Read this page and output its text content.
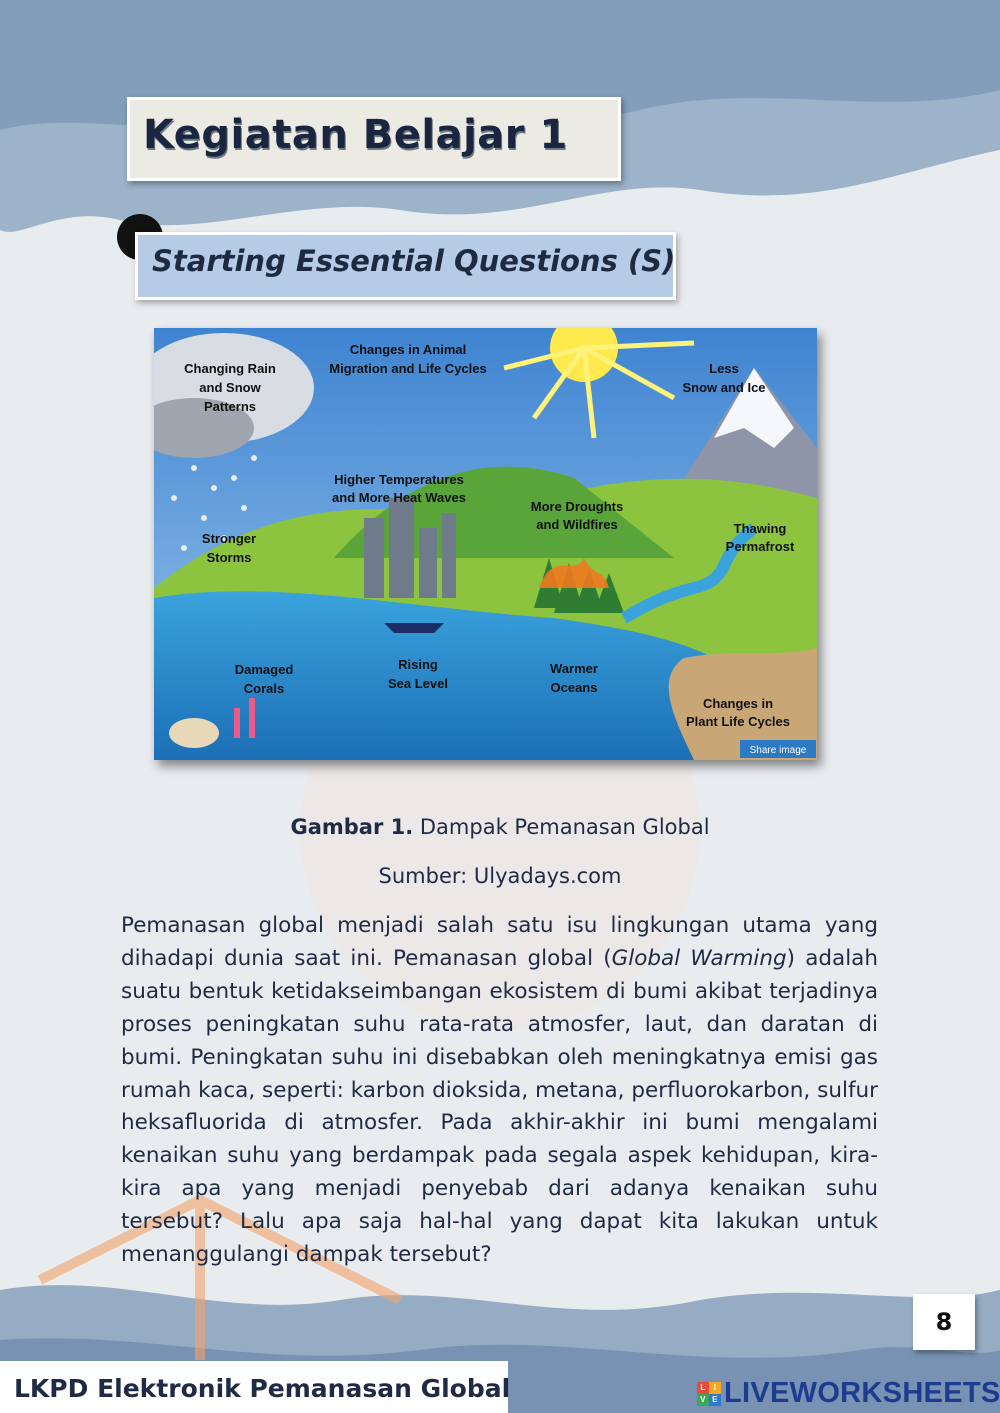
Kegiatan Belajar 1
Starting Essential Questions (S)
Changing Rain
and Snow
Patterns
Changes in Animal
Migration and Life Cycles	Less
Snow and Ice
Higher Temperatures
and More Heat Waves
More Droughts
and Wildfires
Stronger
Storms
Thawing
Permafrost
Damaged
Corals
Rising
Sea Level
Warmer
Oceans
Changes in
Plant Life Cycles
Share image
Gambar 1. Dampak Pemanasan Global
Sumber: Ulyadays.com
Pemanasan global menjadi salah satu isu lingkungan utama yang dihadapi dunia saat ini. Pemanasan global (Global Warming) adalah suatu bentuk ketidakseimbangan ekosistem di bumi akibat terjadinya proses peningkatan suhu rata-rata atmosfer, laut, dan daratan di bumi. Peningkatan suhu ini disebabkan oleh meningkatnya emisi gas rumah kaca, seperti: karbon dioksida, metana, perfluorokarbon, sulfur heksafluorida di atmosfer. Pada akhir-akhir ini bumi mengalami kenaikan suhu yang berdampak pada segala aspek kehidupan, kira-kira apa yang menjadi penyebab dari adanya kenaikan suhu tersebut? Lalu apa saja hal-hal yang dapat kita lakukan untuk menanggulangi dampak tersebut?
8
LKPD Elektronik Pemanasan Global	L	I
V E LIVEWORKSHEETS
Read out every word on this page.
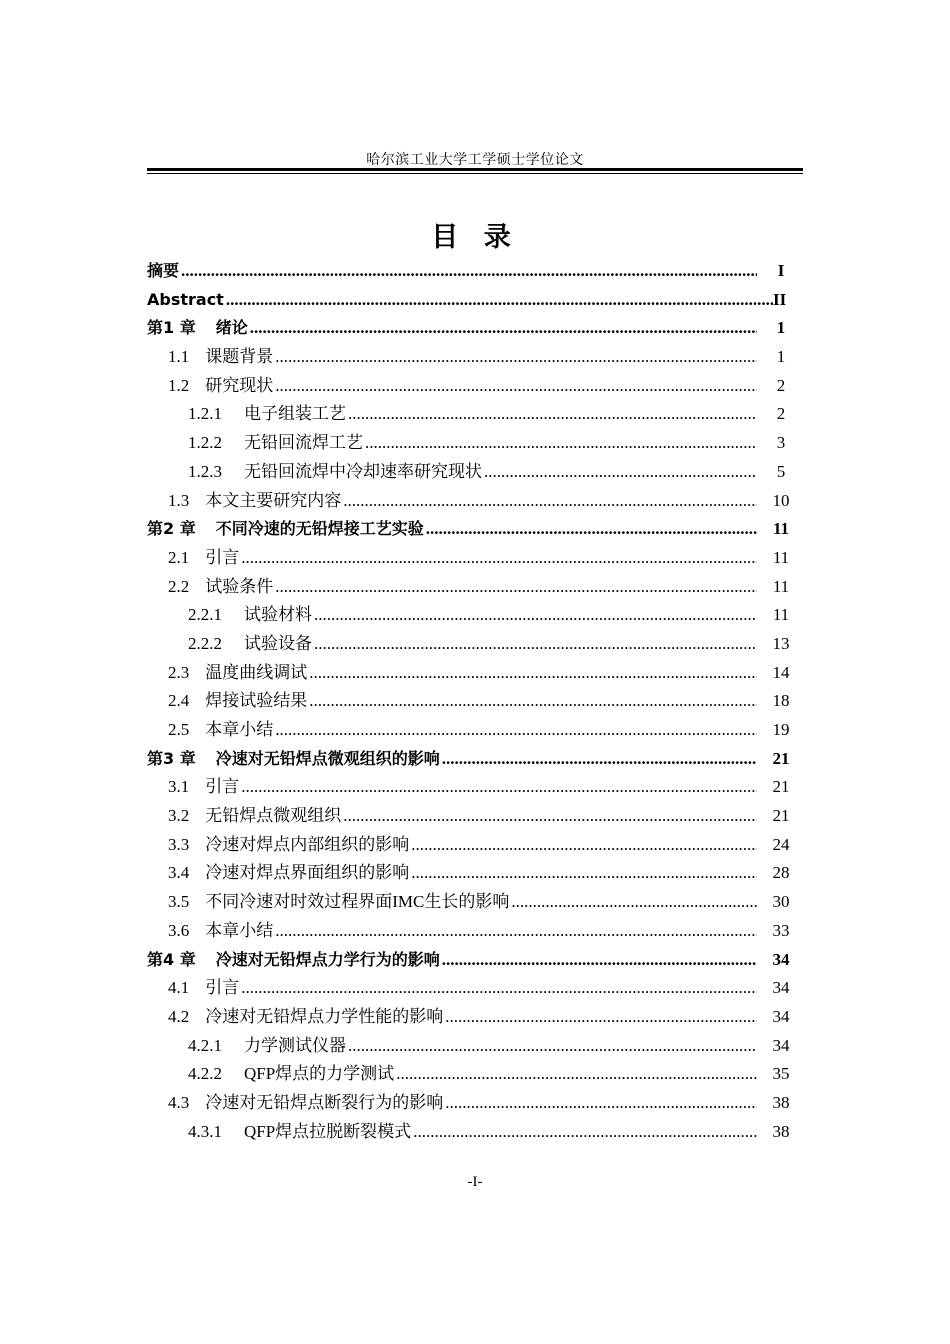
哈尔滨工业大学工学硕士学位论文
目 录
摘要 .....	I
Abstract .....	II
第1 章 绪论 .....	1
1.1 课题背景 .....	1
1.2 研究现状 .....	2
1.2.1 电子组装工艺 .....	2
1.2.2 无铅回流焊工艺 .....	3
1.2.3 无铅回流焊中冷却速率研究现状 .....	5
1.3 本文主要研究内容 .....	10
第2 章 不同冷速的无铅焊接工艺实验 .....	11
2.1 引言 .....	11
2.2 试验条件 .....	11
2.2.1 试验材料 .....	11
2.2.2 试验设备 .....	13
2.3 温度曲线调试 .....	14
2.4 焊接试验结果 .....	18
2.5 本章小结 .....	19
第3 章 冷速对无铅焊点微观组织的影响 .....	21
3.1 引言 .....	21
3.2 无铅焊点微观组织 .....	21
3.3 冷速对焊点内部组织的影响 .....	24
3.4 冷速对焊点界面组织的影响 .....	28
3.5 不同冷速对时效过程界面IMC生长的影响 .....	30
3.6 本章小结 .....	33
第4 章 冷速对无铅焊点力学行为的影响 .....	34
4.1 引言 .....	34
4.2 冷速对无铅焊点力学性能的影响 .....	34
4.2.1 力学测试仪器 .....	34
4.2.2 QFP焊点的力学测试 .....	35
4.3 冷速对无铅焊点断裂行为的影响 .....	38
4.3.1 QFP焊点拉脱断裂模式 .....	38
-I-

----------

TASK REQUIREMENTS:
Copy the data word for word. Pictures do not go in the copy.

RIGHT ANSWER:
Read this page and output its text content.
Kegiatan Belajar 1
Starting Essential Questions (S)
Changing Rain
and Snow
Patterns
Changes in Animal
Migration and Life Cycles	Less
Snow and Ice
Higher Temperatures
and More Heat Waves
More Droughts
and Wildfires
Stronger
Storms
Thawing
Permafrost
Damaged
Corals
Rising
Sea Level
Warmer
Oceans
Changes in
Plant Life Cycles
Share image
Gambar 1. Dampak Pemanasan Global
Sumber: Ulyadays.com
Pemanasan global menjadi salah satu isu lingkungan utama yang dihadapi dunia saat ini. Pemanasan global (Global Warming) adalah suatu bentuk ketidakseimbangan ekosistem di bumi akibat terjadinya proses peningkatan suhu rata-rata atmosfer, laut, dan daratan di bumi. Peningkatan suhu ini disebabkan oleh meningkatnya emisi gas rumah kaca, seperti: karbon dioksida, metana, perfluorokarbon, sulfur heksafluorida di atmosfer. Pada akhir-akhir ini bumi mengalami kenaikan suhu yang berdampak pada segala aspek kehidupan, kira-kira apa yang menjadi penyebab dari adanya kenaikan suhu tersebut? Lalu apa saja hal-hal yang dapat kita lakukan untuk menanggulangi dampak tersebut?
8
LKPD Elektronik Pemanasan Global	L	I
V E LIVEWORKSHEETS
Read out every word on this page.
哈尔滨工业大学工学硕士学位论文
目 录
摘要 .....	I
Abstract .....	II
第1 章 绪论 .....	1
1.1 课题背景 .....	1
1.2 研究现状 .....	2
1.2.1 电子组装工艺 .....	2
1.2.2 无铅回流焊工艺 .....	3
1.2.3 无铅回流焊中冷却速率研究现状 .....	5
1.3 本文主要研究内容 .....	10
第2 章 不同冷速的无铅焊接工艺实验 .....	11
2.1 引言 .....	11
2.2 试验条件 .....	11
2.2.1 试验材料 .....	11
2.2.2 试验设备 .....	13
2.3 温度曲线调试 .....	14
2.4 焊接试验结果 .....	18
2.5 本章小结 .....	19
第3 章 冷速对无铅焊点微观组织的影响 .....	21
3.1 引言 .....	21
3.2 无铅焊点微观组织 .....	21
3.3 冷速对焊点内部组织的影响 .....	24
3.4 冷速对焊点界面组织的影响 .....	28
3.5 不同冷速对时效过程界面IMC生长的影响 .....	30
3.6 本章小结 .....	33
第4 章 冷速对无铅焊点力学行为的影响 .....	34
4.1 引言 .....	34
4.2 冷速对无铅焊点力学性能的影响 .....	34
4.2.1 力学测试仪器 .....	34
4.2.2 QFP焊点的力学测试 .....	35
4.3 冷速对无铅焊点断裂行为的影响 .....	38
4.3.1 QFP焊点拉脱断裂模式 .....	38
-I-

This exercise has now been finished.